Give every line from the entries that contains "GLOBAL".

---

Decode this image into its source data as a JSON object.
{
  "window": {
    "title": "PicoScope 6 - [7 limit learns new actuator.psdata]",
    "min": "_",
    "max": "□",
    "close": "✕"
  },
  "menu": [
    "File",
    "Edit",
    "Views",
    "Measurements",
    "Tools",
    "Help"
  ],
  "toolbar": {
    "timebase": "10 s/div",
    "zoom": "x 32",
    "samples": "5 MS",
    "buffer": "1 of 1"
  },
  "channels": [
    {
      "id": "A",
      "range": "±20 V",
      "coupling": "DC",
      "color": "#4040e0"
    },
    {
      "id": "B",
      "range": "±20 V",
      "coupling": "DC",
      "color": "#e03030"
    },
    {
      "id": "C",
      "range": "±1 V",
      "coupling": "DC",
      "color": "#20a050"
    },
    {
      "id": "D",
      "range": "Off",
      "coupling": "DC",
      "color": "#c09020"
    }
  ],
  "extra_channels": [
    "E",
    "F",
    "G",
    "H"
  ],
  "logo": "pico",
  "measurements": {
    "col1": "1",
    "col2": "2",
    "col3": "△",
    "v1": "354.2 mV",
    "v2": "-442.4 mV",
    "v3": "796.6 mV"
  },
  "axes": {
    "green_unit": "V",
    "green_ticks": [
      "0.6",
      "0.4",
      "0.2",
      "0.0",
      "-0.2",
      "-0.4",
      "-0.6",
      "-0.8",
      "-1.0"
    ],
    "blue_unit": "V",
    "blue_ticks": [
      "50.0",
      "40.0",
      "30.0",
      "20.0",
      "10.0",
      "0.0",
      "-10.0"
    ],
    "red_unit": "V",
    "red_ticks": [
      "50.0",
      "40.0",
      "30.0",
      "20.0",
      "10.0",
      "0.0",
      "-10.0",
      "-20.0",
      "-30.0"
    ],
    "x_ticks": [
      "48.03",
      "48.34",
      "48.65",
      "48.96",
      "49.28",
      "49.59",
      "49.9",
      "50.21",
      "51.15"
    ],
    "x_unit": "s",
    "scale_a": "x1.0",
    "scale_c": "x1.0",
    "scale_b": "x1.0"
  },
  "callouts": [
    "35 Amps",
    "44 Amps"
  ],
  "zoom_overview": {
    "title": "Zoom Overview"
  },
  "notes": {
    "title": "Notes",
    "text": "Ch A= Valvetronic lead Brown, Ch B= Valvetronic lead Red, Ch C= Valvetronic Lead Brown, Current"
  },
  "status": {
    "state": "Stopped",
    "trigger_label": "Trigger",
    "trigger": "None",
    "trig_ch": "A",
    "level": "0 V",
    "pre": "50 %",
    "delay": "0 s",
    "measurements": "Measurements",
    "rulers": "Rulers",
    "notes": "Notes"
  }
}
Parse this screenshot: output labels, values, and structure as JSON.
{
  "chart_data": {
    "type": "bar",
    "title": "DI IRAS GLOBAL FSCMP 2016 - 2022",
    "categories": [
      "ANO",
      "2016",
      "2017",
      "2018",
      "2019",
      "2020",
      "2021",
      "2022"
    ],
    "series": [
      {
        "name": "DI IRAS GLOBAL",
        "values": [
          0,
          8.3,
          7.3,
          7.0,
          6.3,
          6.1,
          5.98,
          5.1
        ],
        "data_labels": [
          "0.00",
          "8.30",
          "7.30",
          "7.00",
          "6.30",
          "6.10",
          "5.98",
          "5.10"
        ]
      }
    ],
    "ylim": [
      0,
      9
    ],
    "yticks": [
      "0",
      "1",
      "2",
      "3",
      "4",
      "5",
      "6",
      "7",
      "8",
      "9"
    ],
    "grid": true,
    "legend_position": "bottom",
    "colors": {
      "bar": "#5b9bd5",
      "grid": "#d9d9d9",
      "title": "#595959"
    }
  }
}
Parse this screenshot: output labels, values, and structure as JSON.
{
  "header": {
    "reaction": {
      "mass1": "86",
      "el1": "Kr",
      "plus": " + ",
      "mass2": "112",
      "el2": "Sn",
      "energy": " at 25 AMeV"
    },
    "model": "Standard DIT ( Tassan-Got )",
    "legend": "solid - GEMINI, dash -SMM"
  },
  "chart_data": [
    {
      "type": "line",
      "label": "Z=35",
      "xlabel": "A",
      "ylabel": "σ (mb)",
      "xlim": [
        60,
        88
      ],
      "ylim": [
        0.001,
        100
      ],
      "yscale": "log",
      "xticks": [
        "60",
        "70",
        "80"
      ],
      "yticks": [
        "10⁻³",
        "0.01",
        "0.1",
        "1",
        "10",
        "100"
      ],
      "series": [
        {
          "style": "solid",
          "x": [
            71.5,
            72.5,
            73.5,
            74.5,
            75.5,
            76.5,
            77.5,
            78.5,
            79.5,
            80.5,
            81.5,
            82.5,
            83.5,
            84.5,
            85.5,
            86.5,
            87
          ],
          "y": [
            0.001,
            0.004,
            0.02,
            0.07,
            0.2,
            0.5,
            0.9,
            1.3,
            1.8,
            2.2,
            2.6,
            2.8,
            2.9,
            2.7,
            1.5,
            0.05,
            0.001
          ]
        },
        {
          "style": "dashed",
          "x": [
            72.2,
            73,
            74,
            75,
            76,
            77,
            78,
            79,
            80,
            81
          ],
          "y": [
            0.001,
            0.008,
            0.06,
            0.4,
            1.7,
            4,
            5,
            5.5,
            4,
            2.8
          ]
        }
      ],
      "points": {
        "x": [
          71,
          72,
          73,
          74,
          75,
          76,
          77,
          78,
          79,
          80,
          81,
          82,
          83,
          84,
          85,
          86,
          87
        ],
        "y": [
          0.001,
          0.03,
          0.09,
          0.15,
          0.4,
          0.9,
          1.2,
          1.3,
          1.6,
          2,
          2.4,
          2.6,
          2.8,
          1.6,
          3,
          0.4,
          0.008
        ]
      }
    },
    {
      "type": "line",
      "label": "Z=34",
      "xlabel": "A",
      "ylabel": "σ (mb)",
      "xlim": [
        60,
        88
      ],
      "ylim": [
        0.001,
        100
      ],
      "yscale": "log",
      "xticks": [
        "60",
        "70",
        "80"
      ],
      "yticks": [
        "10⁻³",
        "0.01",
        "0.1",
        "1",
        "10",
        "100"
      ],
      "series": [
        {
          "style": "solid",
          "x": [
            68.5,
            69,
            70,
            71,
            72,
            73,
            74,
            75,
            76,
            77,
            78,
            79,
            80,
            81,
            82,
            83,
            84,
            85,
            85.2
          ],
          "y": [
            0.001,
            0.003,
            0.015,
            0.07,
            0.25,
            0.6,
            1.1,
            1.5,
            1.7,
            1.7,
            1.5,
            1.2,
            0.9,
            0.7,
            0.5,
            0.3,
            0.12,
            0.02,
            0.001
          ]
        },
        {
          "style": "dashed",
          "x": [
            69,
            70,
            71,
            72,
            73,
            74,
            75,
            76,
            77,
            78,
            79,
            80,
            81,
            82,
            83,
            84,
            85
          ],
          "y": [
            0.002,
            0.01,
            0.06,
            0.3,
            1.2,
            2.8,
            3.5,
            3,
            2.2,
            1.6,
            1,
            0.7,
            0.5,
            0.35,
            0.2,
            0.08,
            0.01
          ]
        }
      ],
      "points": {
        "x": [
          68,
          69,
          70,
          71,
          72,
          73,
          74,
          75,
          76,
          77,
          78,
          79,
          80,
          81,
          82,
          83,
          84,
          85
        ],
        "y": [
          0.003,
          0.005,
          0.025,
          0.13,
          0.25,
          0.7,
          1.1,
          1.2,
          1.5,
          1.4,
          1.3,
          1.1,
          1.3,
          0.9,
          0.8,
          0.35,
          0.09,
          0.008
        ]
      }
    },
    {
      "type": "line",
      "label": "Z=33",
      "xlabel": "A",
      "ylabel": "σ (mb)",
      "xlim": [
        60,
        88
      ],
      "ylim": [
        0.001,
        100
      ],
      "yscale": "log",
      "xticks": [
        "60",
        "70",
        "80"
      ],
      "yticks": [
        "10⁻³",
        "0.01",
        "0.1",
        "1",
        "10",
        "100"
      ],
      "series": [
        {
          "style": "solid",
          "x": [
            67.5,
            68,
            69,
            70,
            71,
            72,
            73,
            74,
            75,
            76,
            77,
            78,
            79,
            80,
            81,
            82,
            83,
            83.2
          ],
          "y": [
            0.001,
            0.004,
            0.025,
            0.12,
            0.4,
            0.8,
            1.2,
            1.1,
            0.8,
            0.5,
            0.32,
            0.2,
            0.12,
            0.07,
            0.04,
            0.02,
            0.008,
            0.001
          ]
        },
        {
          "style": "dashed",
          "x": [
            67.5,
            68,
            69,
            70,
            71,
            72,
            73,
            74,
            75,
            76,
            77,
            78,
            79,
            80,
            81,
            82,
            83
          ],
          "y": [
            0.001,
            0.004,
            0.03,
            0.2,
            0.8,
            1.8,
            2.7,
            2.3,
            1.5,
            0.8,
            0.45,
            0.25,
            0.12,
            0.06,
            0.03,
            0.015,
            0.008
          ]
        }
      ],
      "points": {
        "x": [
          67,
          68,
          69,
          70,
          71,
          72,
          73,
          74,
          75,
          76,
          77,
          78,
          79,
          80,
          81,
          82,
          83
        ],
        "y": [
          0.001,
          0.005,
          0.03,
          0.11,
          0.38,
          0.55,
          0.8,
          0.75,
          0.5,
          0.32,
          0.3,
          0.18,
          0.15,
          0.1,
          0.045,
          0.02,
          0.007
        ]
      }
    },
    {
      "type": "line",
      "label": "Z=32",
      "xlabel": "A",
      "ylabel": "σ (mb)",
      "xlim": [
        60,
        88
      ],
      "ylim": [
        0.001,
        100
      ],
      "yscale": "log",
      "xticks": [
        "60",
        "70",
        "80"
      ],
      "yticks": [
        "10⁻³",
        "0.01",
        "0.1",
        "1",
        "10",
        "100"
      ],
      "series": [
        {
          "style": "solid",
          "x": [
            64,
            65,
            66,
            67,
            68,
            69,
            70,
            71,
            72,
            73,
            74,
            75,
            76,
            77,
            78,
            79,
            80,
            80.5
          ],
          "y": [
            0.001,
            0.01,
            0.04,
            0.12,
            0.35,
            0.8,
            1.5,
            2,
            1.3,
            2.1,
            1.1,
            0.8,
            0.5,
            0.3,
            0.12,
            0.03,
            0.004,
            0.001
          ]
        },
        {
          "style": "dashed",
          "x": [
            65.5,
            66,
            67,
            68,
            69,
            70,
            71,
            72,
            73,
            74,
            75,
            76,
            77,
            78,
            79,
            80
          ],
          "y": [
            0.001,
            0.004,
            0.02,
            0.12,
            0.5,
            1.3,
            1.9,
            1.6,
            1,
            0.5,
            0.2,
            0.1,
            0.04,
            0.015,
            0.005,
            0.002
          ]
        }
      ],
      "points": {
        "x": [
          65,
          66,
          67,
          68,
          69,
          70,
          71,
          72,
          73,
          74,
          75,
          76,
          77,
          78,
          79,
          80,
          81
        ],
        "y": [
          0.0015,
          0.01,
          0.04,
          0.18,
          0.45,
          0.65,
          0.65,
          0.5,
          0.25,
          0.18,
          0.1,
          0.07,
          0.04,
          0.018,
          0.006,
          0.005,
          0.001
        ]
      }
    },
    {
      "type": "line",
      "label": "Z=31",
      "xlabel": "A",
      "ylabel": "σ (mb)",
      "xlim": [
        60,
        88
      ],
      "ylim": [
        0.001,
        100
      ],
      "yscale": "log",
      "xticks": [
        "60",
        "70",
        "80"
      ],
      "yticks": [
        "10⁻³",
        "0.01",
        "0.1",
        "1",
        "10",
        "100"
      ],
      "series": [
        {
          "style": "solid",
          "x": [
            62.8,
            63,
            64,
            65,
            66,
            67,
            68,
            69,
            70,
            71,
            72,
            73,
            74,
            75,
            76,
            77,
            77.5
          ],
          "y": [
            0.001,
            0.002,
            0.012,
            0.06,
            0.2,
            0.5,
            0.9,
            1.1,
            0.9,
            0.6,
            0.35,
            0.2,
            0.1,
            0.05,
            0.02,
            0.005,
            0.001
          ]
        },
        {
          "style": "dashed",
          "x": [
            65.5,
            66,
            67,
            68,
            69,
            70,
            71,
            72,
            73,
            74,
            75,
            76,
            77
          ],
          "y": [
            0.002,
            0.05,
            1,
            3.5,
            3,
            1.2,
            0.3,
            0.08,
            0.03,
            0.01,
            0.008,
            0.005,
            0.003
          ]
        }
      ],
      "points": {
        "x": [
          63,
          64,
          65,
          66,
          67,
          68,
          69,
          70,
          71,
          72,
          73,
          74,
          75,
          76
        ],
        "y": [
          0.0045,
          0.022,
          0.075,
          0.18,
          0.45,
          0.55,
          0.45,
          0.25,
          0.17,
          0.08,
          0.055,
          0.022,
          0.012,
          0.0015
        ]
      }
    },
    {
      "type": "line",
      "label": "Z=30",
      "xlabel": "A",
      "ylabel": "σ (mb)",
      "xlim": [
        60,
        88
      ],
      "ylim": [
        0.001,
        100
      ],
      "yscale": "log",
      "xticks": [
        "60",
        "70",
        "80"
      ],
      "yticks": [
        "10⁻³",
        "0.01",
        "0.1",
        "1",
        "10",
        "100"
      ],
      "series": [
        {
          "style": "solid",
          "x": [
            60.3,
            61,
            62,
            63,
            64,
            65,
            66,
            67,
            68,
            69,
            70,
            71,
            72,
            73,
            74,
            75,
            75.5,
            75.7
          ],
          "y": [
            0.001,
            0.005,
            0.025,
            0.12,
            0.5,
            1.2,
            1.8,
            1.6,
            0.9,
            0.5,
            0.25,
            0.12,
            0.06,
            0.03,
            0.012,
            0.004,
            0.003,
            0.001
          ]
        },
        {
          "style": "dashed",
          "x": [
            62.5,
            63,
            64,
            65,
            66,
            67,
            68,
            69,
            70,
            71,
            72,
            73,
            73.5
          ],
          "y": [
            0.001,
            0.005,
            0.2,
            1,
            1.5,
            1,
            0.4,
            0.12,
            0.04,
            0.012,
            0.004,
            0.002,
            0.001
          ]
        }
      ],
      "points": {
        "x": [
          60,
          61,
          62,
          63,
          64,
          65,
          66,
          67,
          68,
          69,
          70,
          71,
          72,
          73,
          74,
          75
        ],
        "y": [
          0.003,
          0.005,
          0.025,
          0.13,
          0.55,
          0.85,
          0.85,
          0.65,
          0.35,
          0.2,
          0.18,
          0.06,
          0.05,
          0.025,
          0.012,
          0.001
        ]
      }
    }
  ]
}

---

RESPONSE FOR THIS EXERCISE:
    "title": "DI IRAS GLOBAL FSCMP 2016 - 2022",
        "name": "DI IRAS GLOBAL",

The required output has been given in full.